> **PROBLEM STATEMENT**
Swap every "card-line" in the items below for "text-line" and write the items out again with nothing else altered. Leave the pictures out.

** start of DATA ENTRIES **

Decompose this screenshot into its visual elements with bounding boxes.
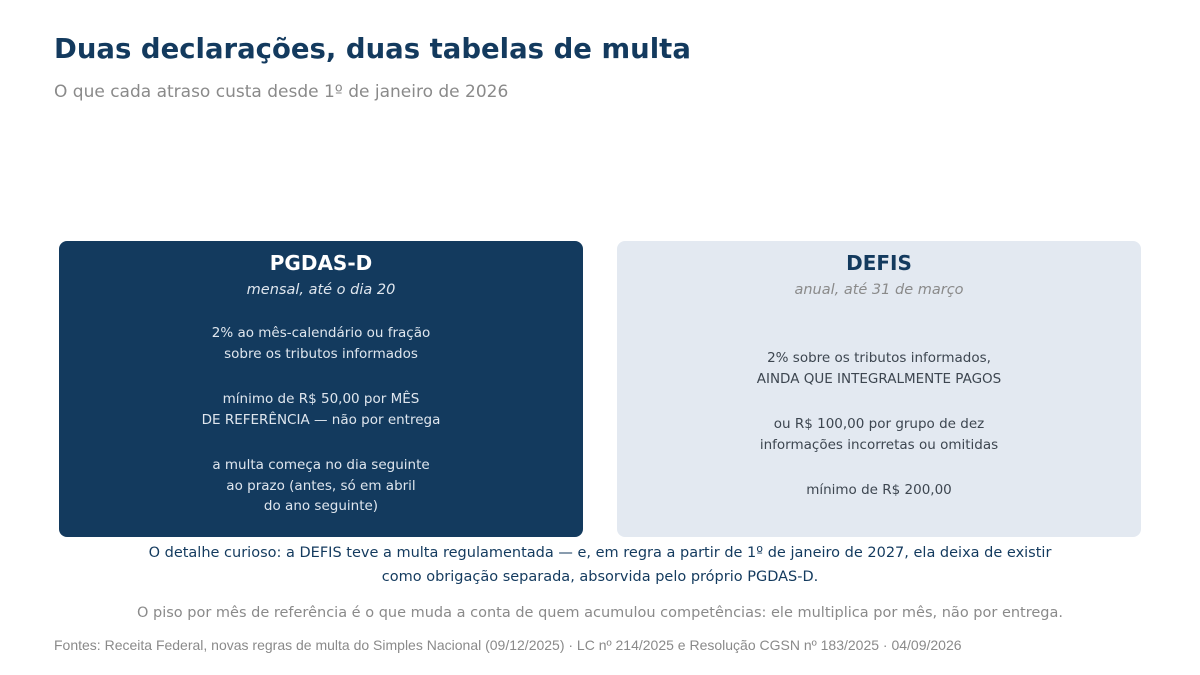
card-paragraph: mínimo de R$ 50,00 por MÊS DE REFERÊNCIA… bbox=[59, 389, 583, 430]
card-line: informações incorretas ou omitidas bbox=[759, 436, 999, 453]
card-body: 2% ao mês-calendário ou fração sobre os … bbox=[59, 323, 583, 517]
card-paragraph: ou R$ 100,00 por grupo de dez informaçõe… bbox=[617, 414, 1141, 455]
card-subtitle: anual, até 31 de março bbox=[794, 282, 964, 298]
card-line: sobre os tributos informados bbox=[224, 345, 418, 362]
note-line: O detalhe curioso: a DEFIS teve a multa … bbox=[148, 545, 1052, 561]
pgdas-d-card: PGDAS-D mensal, até o dia 20 2% ao mês-c… bbox=[59, 241, 583, 537]
card-subtitle: mensal, até o dia 20 bbox=[246, 282, 396, 298]
curious-detail-note: O detalhe curioso: a DEFIS teve a multa … bbox=[0, 541, 1200, 589]
page-subtitle: O que cada atraso custa desde 1º de jane… bbox=[54, 82, 509, 102]
card-line: a multa começa no dia seguinte bbox=[212, 457, 430, 473]
page-title: Duas declarações, duas tabelas de multa bbox=[54, 33, 691, 65]
card-line: mínimo de R$ 50,00 por MÊS bbox=[222, 391, 420, 407]
note-line: como obrigação separada, absorvida pelo … bbox=[381, 569, 819, 585]
card-body: 2% sobre os tributos informados, AINDA Q… bbox=[617, 348, 1141, 501]
defis-card: DEFIS anual, até 31 de março 2% sobre os… bbox=[617, 241, 1141, 537]
floor-note: O piso por mês de referência é o que mud… bbox=[136, 605, 1064, 621]
card-line: AINDA QUE INTEGRALMENTE PAGOS bbox=[756, 370, 1002, 387]
card-line: DE REFERÊNCIA — não por entrega bbox=[201, 411, 441, 428]
card-line: 2% sobre os tributos informados, bbox=[767, 350, 991, 366]
card-line: do ano seguinte) bbox=[263, 498, 379, 514]
card-title: PGDAS-D bbox=[269, 251, 373, 275]
card-title: DEFIS bbox=[846, 251, 912, 275]
card-line: ou R$ 100,00 por grupo de dez bbox=[773, 416, 985, 432]
card-line: 2% ao mês-calendário ou fração bbox=[211, 325, 431, 341]
card-line: mínimo de R$ 200,00 bbox=[806, 482, 952, 498]
card-paragraph: 2% ao mês-calendário ou fração sobre os … bbox=[59, 323, 583, 364]
sources-footnote: Fontes: Receita Federal, novas regras de… bbox=[54, 637, 962, 653]
card-line: ao prazo (antes, só em abril bbox=[226, 477, 416, 494]
card-paragraph: 2% sobre os tributos informados, AINDA Q… bbox=[617, 348, 1141, 389]
card-paragraph: a multa começa no dia seguinte ao prazo … bbox=[59, 455, 583, 517]
card-paragraph: mínimo de R$ 200,00 bbox=[617, 480, 1141, 501]
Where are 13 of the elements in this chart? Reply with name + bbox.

** end of DATA ENTRIES **

> **TASK SOLUTION**
Decompose this screenshot into its visual elements with bounding boxes.
card-paragraph: mínimo de R$ 50,00 por MÊS DE REFERÊNCIA… bbox=[59, 389, 583, 430]
text-line: informações incorretas ou omitidas bbox=[759, 436, 999, 453]
card-body: 2% ao mês-calendário ou fração sobre os … bbox=[59, 323, 583, 517]
card-paragraph: ou R$ 100,00 por grupo de dez informaçõe… bbox=[617, 414, 1141, 455]
card-subtitle: anual, até 31 de março bbox=[794, 282, 964, 298]
text-line: sobre os tributos informados bbox=[224, 345, 418, 362]
note-line: O detalhe curioso: a DEFIS teve a multa … bbox=[148, 545, 1052, 561]
pgdas-d-card: PGDAS-D mensal, até o dia 20 2% ao mês-c… bbox=[59, 241, 583, 537]
card-subtitle: mensal, até o dia 20 bbox=[246, 282, 396, 298]
curious-detail-note: O detalhe curioso: a DEFIS teve a multa … bbox=[0, 541, 1200, 589]
page-subtitle: O que cada atraso custa desde 1º de jane… bbox=[54, 82, 509, 102]
text-line: a multa começa no dia seguinte bbox=[212, 457, 430, 473]
page-title: Duas declarações, duas tabelas de multa bbox=[54, 33, 691, 65]
text-line: mínimo de R$ 50,00 por MÊS bbox=[222, 391, 420, 407]
note-line: como obrigação separada, absorvida pelo … bbox=[381, 569, 819, 585]
card-body: 2% sobre os tributos informados, AINDA Q… bbox=[617, 348, 1141, 501]
defis-card: DEFIS anual, até 31 de março 2% sobre os… bbox=[617, 241, 1141, 537]
floor-note: O piso por mês de referência é o que mud… bbox=[136, 605, 1064, 621]
text-line: AINDA QUE INTEGRALMENTE PAGOS bbox=[756, 370, 1002, 387]
text-line: DE REFERÊNCIA — não por entrega bbox=[201, 411, 441, 428]
text-line: 2% sobre os tributos informados, bbox=[767, 350, 991, 366]
text-line: do ano seguinte) bbox=[263, 498, 379, 514]
card-title: PGDAS-D bbox=[269, 251, 373, 275]
card-title: DEFIS bbox=[846, 251, 912, 275]
text-line: ou R$ 100,00 por grupo de dez bbox=[773, 416, 985, 432]
text-line: 2% ao mês-calendário ou fração bbox=[211, 325, 431, 341]
text-line: mínimo de R$ 200,00 bbox=[806, 482, 952, 498]
card-paragraph: 2% ao mês-calendário ou fração sobre os … bbox=[59, 323, 583, 364]
sources-footnote: Fontes: Receita Federal, novas regras de… bbox=[54, 637, 962, 653]
text-line: ao prazo (antes, só em abril bbox=[226, 477, 416, 494]
card-paragraph: 2% sobre os tributos informados, AINDA Q… bbox=[617, 348, 1141, 389]
card-paragraph: a multa começa no dia seguinte ao prazo … bbox=[59, 455, 583, 517]
card-paragraph: mínimo de R$ 200,00 bbox=[617, 480, 1141, 501]
Where are 13 of the elements in this chart? Reply with name + bbox.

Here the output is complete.